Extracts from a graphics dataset
————
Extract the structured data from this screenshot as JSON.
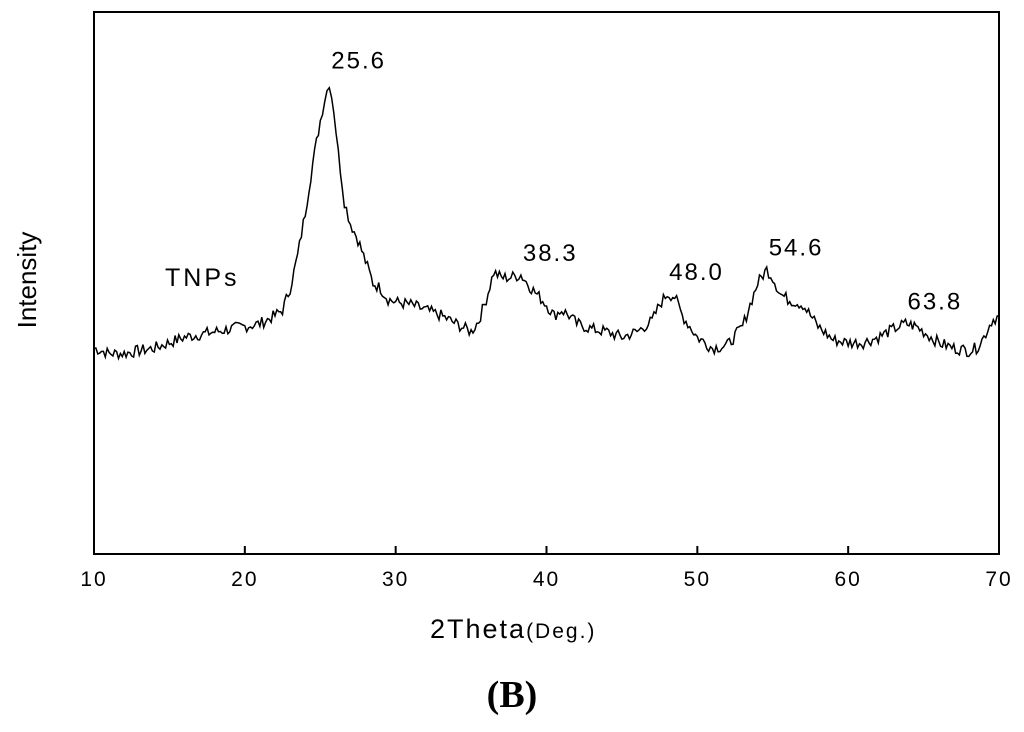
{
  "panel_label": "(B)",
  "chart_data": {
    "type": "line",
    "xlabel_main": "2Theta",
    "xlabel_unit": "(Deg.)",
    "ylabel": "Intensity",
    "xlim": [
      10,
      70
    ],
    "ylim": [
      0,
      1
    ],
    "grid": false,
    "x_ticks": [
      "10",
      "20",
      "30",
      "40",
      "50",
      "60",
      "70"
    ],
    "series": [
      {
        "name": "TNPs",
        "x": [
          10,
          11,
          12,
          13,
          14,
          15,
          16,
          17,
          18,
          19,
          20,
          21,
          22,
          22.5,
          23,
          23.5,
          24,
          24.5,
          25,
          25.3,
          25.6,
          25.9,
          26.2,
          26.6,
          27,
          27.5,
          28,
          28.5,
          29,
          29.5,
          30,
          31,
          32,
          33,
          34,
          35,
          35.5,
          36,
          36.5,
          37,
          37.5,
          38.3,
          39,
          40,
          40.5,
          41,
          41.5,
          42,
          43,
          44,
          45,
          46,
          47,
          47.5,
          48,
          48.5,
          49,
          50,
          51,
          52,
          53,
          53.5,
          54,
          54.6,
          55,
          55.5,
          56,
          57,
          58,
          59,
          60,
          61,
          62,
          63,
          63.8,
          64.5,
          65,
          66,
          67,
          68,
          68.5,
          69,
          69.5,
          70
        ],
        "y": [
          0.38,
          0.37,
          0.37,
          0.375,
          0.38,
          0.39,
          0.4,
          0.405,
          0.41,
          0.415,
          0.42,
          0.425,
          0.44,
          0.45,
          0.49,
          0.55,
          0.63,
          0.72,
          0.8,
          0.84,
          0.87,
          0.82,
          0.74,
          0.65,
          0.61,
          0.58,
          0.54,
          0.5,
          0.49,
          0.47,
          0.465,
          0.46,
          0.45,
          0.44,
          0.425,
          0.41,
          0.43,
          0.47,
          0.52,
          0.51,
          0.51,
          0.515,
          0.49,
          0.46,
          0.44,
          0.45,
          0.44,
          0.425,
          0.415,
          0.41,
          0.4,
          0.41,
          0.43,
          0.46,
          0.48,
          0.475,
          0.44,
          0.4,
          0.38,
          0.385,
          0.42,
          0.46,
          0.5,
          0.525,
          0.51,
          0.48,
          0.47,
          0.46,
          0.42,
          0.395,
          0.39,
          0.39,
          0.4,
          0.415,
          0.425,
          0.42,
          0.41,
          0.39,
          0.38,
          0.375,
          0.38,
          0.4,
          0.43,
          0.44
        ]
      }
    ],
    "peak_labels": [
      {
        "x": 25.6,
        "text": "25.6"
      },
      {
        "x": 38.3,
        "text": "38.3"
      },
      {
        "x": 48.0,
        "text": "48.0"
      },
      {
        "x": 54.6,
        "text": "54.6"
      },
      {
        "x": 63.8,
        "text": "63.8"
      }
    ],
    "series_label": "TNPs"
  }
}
————
Without the pictures, write out the whole listing above exactly as it appears.

Expected output.
Extract the structured data from this screenshot as JSON.
{
  "panel_label": "(B)",
  "chart_data": {
    "type": "line",
    "xlabel_main": "2Theta",
    "xlabel_unit": "(Deg.)",
    "ylabel": "Intensity",
    "xlim": [
      10,
      70
    ],
    "ylim": [
      0,
      1
    ],
    "grid": false,
    "x_ticks": [
      "10",
      "20",
      "30",
      "40",
      "50",
      "60",
      "70"
    ],
    "series": [
      {
        "name": "TNPs",
        "x": [
          10,
          11,
          12,
          13,
          14,
          15,
          16,
          17,
          18,
          19,
          20,
          21,
          22,
          22.5,
          23,
          23.5,
          24,
          24.5,
          25,
          25.3,
          25.6,
          25.9,
          26.2,
          26.6,
          27,
          27.5,
          28,
          28.5,
          29,
          29.5,
          30,
          31,
          32,
          33,
          34,
          35,
          35.5,
          36,
          36.5,
          37,
          37.5,
          38.3,
          39,
          40,
          40.5,
          41,
          41.5,
          42,
          43,
          44,
          45,
          46,
          47,
          47.5,
          48,
          48.5,
          49,
          50,
          51,
          52,
          53,
          53.5,
          54,
          54.6,
          55,
          55.5,
          56,
          57,
          58,
          59,
          60,
          61,
          62,
          63,
          63.8,
          64.5,
          65,
          66,
          67,
          68,
          68.5,
          69,
          69.5,
          70
        ],
        "y": [
          0.38,
          0.37,
          0.37,
          0.375,
          0.38,
          0.39,
          0.4,
          0.405,
          0.41,
          0.415,
          0.42,
          0.425,
          0.44,
          0.45,
          0.49,
          0.55,
          0.63,
          0.72,
          0.8,
          0.84,
          0.87,
          0.82,
          0.74,
          0.65,
          0.61,
          0.58,
          0.54,
          0.5,
          0.49,
          0.47,
          0.465,
          0.46,
          0.45,
          0.44,
          0.425,
          0.41,
          0.43,
          0.47,
          0.52,
          0.51,
          0.51,
          0.515,
          0.49,
          0.46,
          0.44,
          0.45,
          0.44,
          0.425,
          0.415,
          0.41,
          0.4,
          0.41,
          0.43,
          0.46,
          0.48,
          0.475,
          0.44,
          0.4,
          0.38,
          0.385,
          0.42,
          0.46,
          0.5,
          0.525,
          0.51,
          0.48,
          0.47,
          0.46,
          0.42,
          0.395,
          0.39,
          0.39,
          0.4,
          0.415,
          0.425,
          0.42,
          0.41,
          0.39,
          0.38,
          0.375,
          0.38,
          0.4,
          0.43,
          0.44
        ]
      }
    ],
    "peak_labels": [
      {
        "x": 25.6,
        "text": "25.6"
      },
      {
        "x": 38.3,
        "text": "38.3"
      },
      {
        "x": 48.0,
        "text": "48.0"
      },
      {
        "x": 54.6,
        "text": "54.6"
      },
      {
        "x": 63.8,
        "text": "63.8"
      }
    ],
    "series_label": "TNPs"
  }
}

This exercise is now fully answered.